> Task to carry out
Show all lines that include the string "Euro"; copy each one.

> Stored data
** Start **

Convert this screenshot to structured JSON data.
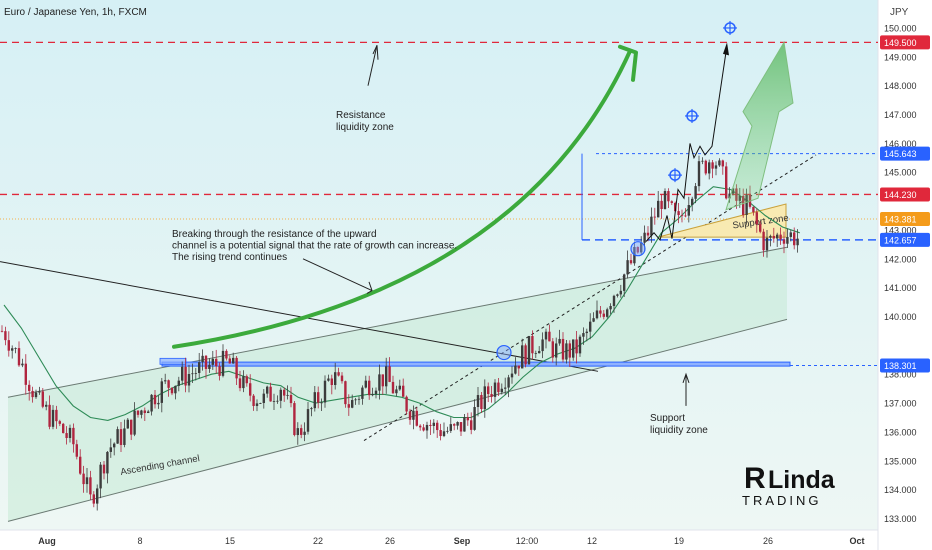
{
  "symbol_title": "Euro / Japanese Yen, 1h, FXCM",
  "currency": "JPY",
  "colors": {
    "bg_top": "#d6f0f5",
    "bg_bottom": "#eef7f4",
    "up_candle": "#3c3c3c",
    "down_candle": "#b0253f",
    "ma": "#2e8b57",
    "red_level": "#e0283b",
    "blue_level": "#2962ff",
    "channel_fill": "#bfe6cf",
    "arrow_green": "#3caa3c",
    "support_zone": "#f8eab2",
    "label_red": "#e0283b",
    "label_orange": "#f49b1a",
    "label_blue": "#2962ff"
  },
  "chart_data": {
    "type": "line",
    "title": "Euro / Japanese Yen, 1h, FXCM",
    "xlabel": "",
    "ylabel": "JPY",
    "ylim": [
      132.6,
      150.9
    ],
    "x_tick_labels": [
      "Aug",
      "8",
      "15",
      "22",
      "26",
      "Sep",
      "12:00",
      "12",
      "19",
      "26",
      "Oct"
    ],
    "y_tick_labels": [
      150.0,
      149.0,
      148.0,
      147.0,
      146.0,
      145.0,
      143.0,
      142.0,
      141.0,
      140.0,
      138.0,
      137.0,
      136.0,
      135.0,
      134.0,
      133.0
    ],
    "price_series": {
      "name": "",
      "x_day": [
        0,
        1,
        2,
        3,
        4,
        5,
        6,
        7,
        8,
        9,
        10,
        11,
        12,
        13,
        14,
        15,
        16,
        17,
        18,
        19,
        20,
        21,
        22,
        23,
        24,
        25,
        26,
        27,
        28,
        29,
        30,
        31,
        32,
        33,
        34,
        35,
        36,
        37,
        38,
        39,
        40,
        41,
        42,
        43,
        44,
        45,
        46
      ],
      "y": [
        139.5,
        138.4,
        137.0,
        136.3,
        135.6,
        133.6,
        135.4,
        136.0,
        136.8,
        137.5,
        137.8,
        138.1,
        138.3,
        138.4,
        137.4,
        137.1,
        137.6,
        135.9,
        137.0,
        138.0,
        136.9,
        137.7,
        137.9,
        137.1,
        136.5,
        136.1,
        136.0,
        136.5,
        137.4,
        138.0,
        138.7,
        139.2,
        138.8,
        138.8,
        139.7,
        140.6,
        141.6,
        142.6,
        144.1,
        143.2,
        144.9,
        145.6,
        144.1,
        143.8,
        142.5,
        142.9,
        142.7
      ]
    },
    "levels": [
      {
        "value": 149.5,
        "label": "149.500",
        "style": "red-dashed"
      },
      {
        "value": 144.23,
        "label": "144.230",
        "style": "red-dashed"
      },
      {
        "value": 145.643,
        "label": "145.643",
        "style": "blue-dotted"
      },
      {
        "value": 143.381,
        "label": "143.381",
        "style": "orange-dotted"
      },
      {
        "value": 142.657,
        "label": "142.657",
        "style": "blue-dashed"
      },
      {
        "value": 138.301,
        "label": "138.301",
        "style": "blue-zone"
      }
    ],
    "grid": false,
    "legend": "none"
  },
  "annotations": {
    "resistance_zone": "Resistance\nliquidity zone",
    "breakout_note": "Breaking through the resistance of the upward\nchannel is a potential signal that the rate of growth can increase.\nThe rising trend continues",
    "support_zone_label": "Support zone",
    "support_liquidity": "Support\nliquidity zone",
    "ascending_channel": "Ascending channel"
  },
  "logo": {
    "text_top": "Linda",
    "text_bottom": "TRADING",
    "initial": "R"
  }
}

** End **
** Start **

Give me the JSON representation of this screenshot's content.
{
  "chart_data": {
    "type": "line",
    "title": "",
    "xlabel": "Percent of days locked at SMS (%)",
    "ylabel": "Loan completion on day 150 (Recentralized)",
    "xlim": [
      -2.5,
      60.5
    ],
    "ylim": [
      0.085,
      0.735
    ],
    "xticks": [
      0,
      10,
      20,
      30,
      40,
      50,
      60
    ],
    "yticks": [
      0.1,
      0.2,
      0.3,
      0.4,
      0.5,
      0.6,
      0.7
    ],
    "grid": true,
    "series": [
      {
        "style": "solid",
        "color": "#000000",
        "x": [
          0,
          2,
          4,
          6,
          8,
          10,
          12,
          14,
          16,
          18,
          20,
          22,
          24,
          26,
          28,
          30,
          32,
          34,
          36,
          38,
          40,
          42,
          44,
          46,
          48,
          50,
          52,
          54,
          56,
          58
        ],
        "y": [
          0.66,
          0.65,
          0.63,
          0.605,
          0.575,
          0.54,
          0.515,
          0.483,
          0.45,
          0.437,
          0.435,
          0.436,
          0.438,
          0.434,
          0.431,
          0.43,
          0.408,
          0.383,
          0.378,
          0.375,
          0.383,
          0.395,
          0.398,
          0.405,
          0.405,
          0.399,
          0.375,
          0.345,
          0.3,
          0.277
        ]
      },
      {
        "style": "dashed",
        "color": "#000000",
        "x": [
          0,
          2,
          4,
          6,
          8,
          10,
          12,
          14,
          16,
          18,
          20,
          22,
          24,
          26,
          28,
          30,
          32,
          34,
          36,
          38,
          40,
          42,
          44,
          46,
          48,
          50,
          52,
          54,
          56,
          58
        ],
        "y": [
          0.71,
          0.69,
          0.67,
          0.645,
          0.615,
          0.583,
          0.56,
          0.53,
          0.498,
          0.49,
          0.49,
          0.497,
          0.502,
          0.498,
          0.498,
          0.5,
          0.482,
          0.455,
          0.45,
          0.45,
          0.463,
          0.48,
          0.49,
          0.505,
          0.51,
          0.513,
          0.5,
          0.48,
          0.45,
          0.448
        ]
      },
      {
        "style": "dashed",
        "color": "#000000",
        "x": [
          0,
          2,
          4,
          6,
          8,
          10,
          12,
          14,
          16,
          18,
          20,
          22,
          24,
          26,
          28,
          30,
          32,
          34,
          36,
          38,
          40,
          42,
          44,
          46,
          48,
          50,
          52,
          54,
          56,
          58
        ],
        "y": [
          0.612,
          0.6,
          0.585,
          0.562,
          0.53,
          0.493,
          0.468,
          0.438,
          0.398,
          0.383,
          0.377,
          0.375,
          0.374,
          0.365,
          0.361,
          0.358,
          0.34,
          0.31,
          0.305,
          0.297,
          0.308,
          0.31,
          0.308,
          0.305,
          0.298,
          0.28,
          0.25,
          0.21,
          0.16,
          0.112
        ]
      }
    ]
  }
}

** End **

> Exercise answer
  "symbol_title": "Euro / Japanese Yen, 1h, FXCM",
    "title": "Euro / Japanese Yen, 1h, FXCM",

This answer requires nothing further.